Data items:
## begin

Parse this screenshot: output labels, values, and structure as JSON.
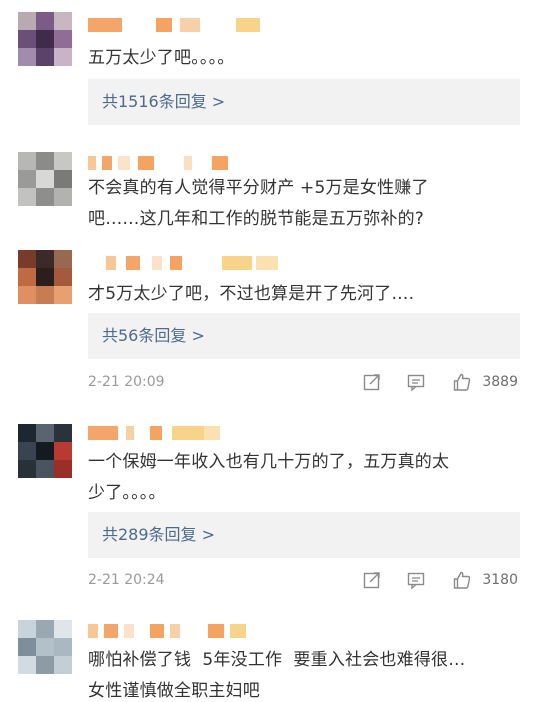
{
  "comments": [
    {
      "text": "五万太少了吧。。。。",
      "replies_label": "共1516条回复 >"
    },
    {
      "text": "不会真的有人觉得平分财产 +5万是女性赚了\n吧……这几年和工作的脱节能是五万弥补的?"
    },
    {
      "text": "才5万太少了吧，不过也算是开了先河了….",
      "replies_label": "共56条回复 >",
      "time": "2-21 20:09",
      "likes": "3889"
    },
    {
      "text": "一个保姆一年收入也有几十万的了，五万真的太\n少了。。。。",
      "replies_label": "共289条回复 >",
      "time": "2-21 20:24",
      "likes": "3180"
    },
    {
      "text": "哪怕补偿了钱  5年没工作  要重入社会也难得很…\n女性谨慎做全职主妇吧"
    }
  ],
  "icons": {
    "share": "share-icon",
    "comment": "comment-icon",
    "like": "like-icon"
  },
  "colors": {
    "reply_link": "#4e6a8a",
    "reply_bg": "#f2f2f2",
    "timestamp": "#9a9a9a",
    "body_text": "#333333"
  }
}
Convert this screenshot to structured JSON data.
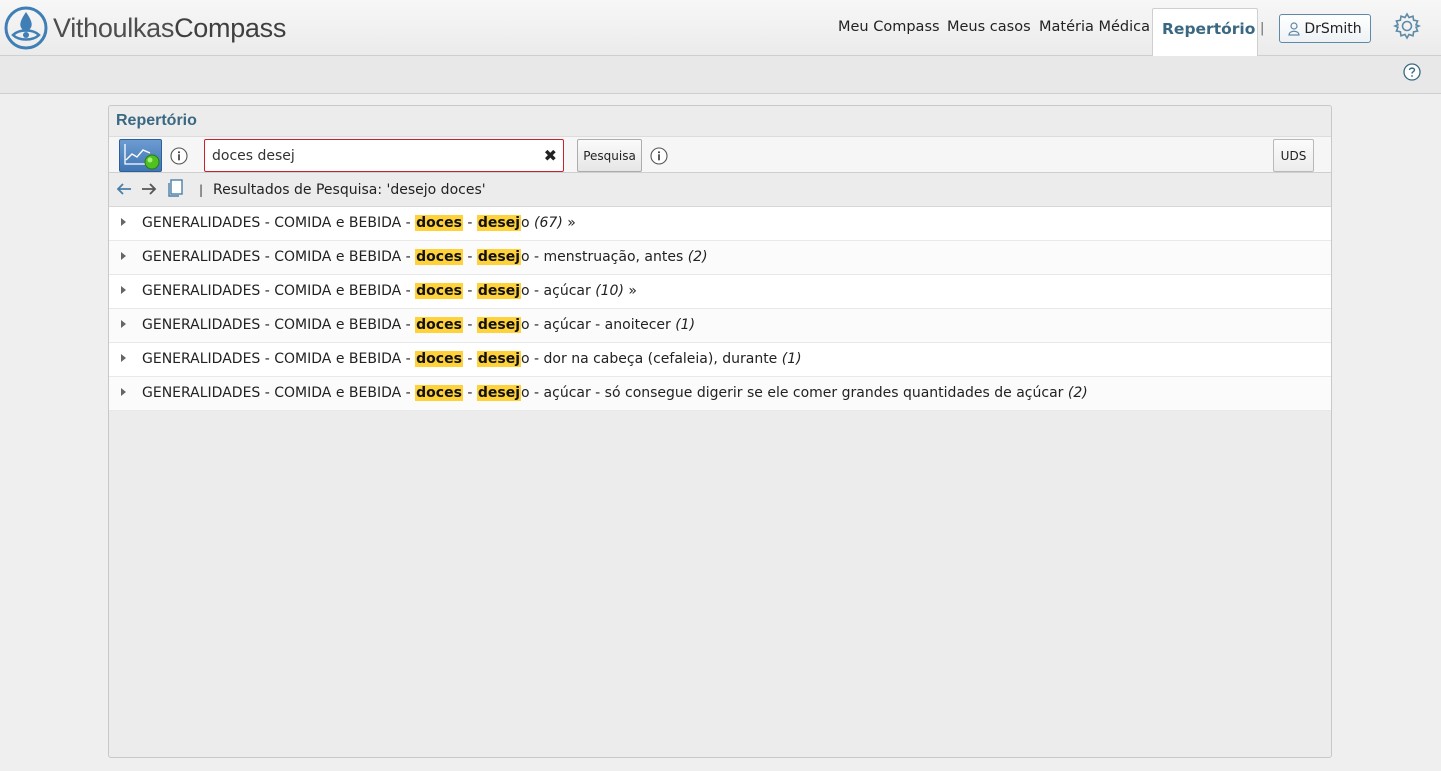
{
  "app": {
    "logo_part1": "Vithoulkas",
    "logo_part2": "Compass"
  },
  "nav": {
    "items": [
      "Meu Compass",
      "Meus casos",
      "Matéria Médica"
    ],
    "active": "Repertório",
    "separator": "|",
    "user": "DrSmith"
  },
  "panel": {
    "title": "Repertório"
  },
  "search": {
    "value": "doces desej",
    "button": "Pesquisa",
    "uds": "UDS",
    "clear_glyph": "✖"
  },
  "results_header": {
    "pipe": "|",
    "text": "Resultados de Pesquisa: 'desejo doces'"
  },
  "results": [
    {
      "prefix": "GENERALIDADES - COMIDA e BEBIDA - ",
      "hl1": "doces",
      "sep": " - ",
      "hl2": "desej",
      "rest": "o ",
      "count": "(67)",
      "more": " »"
    },
    {
      "prefix": "GENERALIDADES - COMIDA e BEBIDA - ",
      "hl1": "doces",
      "sep": " - ",
      "hl2": "desej",
      "rest": "o - menstruação, antes ",
      "count": "(2)",
      "more": ""
    },
    {
      "prefix": "GENERALIDADES - COMIDA e BEBIDA - ",
      "hl1": "doces",
      "sep": " - ",
      "hl2": "desej",
      "rest": "o - açúcar ",
      "count": "(10)",
      "more": " »"
    },
    {
      "prefix": "GENERALIDADES - COMIDA e BEBIDA - ",
      "hl1": "doces",
      "sep": " - ",
      "hl2": "desej",
      "rest": "o - açúcar - anoitecer ",
      "count": "(1)",
      "more": ""
    },
    {
      "prefix": "GENERALIDADES - COMIDA e BEBIDA - ",
      "hl1": "doces",
      "sep": " - ",
      "hl2": "desej",
      "rest": "o - dor na cabeça (cefaleia), durante ",
      "count": "(1)",
      "more": ""
    },
    {
      "prefix": "GENERALIDADES - COMIDA e BEBIDA - ",
      "hl1": "doces",
      "sep": " - ",
      "hl2": "desej",
      "rest": "o - açúcar - só consegue digerir se ele comer grandes quantidades de açúcar ",
      "count": "(2)",
      "more": ""
    }
  ],
  "colors": {
    "accent": "#3a6882",
    "highlight": "#ffd23a",
    "search_border": "#c9212d"
  }
}
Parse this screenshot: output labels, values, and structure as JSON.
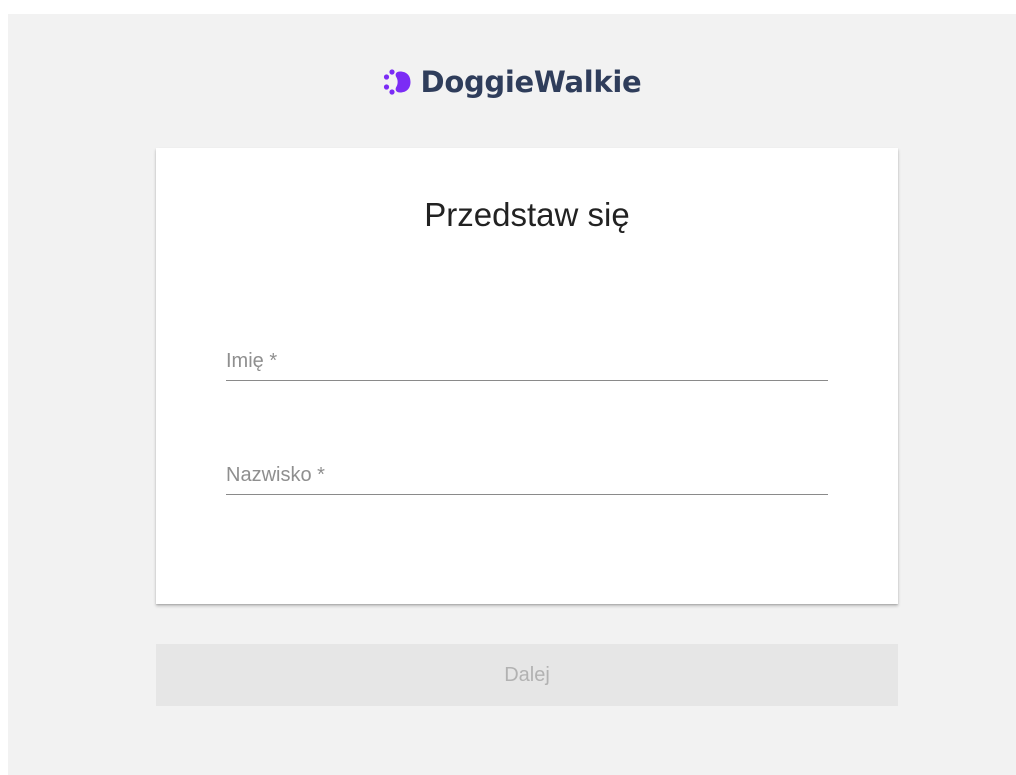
{
  "brand": {
    "name": "DoggieWalkie",
    "icon": "paw-icon",
    "icon_color": "#7b2cf5",
    "text_color": "#2f3d5b"
  },
  "card": {
    "title": "Przedstaw się"
  },
  "form": {
    "first_name": {
      "label": "Imię *",
      "value": ""
    },
    "last_name": {
      "label": "Nazwisko *",
      "value": ""
    }
  },
  "actions": {
    "next_label": "Dalej",
    "next_disabled": true
  },
  "colors": {
    "background": "#f2f2f2",
    "card": "#ffffff",
    "button_disabled_bg": "#e6e6e6",
    "button_disabled_text": "#b2b2b2"
  }
}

## end

* _DESCRIPTION OF THE TASK_
Make an exact reproduction of the listing above, without any pictures.

* _RESULT BELOW_
Parse this screenshot: output labels, values, and structure as JSON.
{
  "comments": [
    {
      "text": "五万太少了吧。。。。",
      "replies_label": "共1516条回复 >"
    },
    {
      "text": "不会真的有人觉得平分财产 +5万是女性赚了\n吧……这几年和工作的脱节能是五万弥补的?"
    },
    {
      "text": "才5万太少了吧，不过也算是开了先河了….",
      "replies_label": "共56条回复 >",
      "time": "2-21 20:09",
      "likes": "3889"
    },
    {
      "text": "一个保姆一年收入也有几十万的了，五万真的太\n少了。。。。",
      "replies_label": "共289条回复 >",
      "time": "2-21 20:24",
      "likes": "3180"
    },
    {
      "text": "哪怕补偿了钱  5年没工作  要重入社会也难得很…\n女性谨慎做全职主妇吧"
    }
  ],
  "icons": {
    "share": "share-icon",
    "comment": "comment-icon",
    "like": "like-icon"
  },
  "colors": {
    "reply_link": "#4e6a8a",
    "reply_bg": "#f2f2f2",
    "timestamp": "#9a9a9a",
    "body_text": "#333333"
  }
}
Convert this screenshot to structured JSON data.
{
  "app": {
    "logo_part1": "Vithoulkas",
    "logo_part2": "Compass"
  },
  "nav": {
    "items": [
      "Meu Compass",
      "Meus casos",
      "Matéria Médica"
    ],
    "active": "Repertório",
    "separator": "|",
    "user": "DrSmith"
  },
  "panel": {
    "title": "Repertório"
  },
  "search": {
    "value": "doces desej",
    "button": "Pesquisa",
    "uds": "UDS",
    "clear_glyph": "✖"
  },
  "results_header": {
    "pipe": "|",
    "text": "Resultados de Pesquisa: 'desejo doces'"
  },
  "results": [
    {
      "prefix": "GENERALIDADES - COMIDA e BEBIDA - ",
      "hl1": "doces",
      "sep": " - ",
      "hl2": "desej",
      "rest": "o ",
      "count": "(67)",
      "more": " »"
    },
    {
      "prefix": "GENERALIDADES - COMIDA e BEBIDA - ",
      "hl1": "doces",
      "sep": " - ",
      "hl2": "desej",
      "rest": "o - menstruação, antes ",
      "count": "(2)",
      "more": ""
    },
    {
      "prefix": "GENERALIDADES - COMIDA e BEBIDA - ",
      "hl1": "doces",
      "sep": " - ",
      "hl2": "desej",
      "rest": "o - açúcar ",
      "count": "(10)",
      "more": " »"
    },
    {
      "prefix": "GENERALIDADES - COMIDA e BEBIDA - ",
      "hl1": "doces",
      "sep": " - ",
      "hl2": "desej",
      "rest": "o - açúcar - anoitecer ",
      "count": "(1)",
      "more": ""
    },
    {
      "prefix": "GENERALIDADES - COMIDA e BEBIDA - ",
      "hl1": "doces",
      "sep": " - ",
      "hl2": "desej",
      "rest": "o - dor na cabeça (cefaleia), durante ",
      "count": "(1)",
      "more": ""
    },
    {
      "prefix": "GENERALIDADES - COMIDA e BEBIDA - ",
      "hl1": "doces",
      "sep": " - ",
      "hl2": "desej",
      "rest": "o - açúcar - só consegue digerir se ele comer grandes quantidades de açúcar ",
      "count": "(2)",
      "more": ""
    }
  ],
  "colors": {
    "accent": "#3a6882",
    "highlight": "#ffd23a",
    "search_border": "#c9212d"
  }
}
Parse this screenshot: output labels, values, and structure as JSON.
{
  "brand": {
    "name": "DoggieWalkie",
    "icon": "paw-icon",
    "icon_color": "#7b2cf5",
    "text_color": "#2f3d5b"
  },
  "card": {
    "title": "Przedstaw się"
  },
  "form": {
    "first_name": {
      "label": "Imię *",
      "value": ""
    },
    "last_name": {
      "label": "Nazwisko *",
      "value": ""
    }
  },
  "actions": {
    "next_label": "Dalej",
    "next_disabled": true
  },
  "colors": {
    "background": "#f2f2f2",
    "card": "#ffffff",
    "button_disabled_bg": "#e6e6e6",
    "button_disabled_text": "#b2b2b2"
  }
}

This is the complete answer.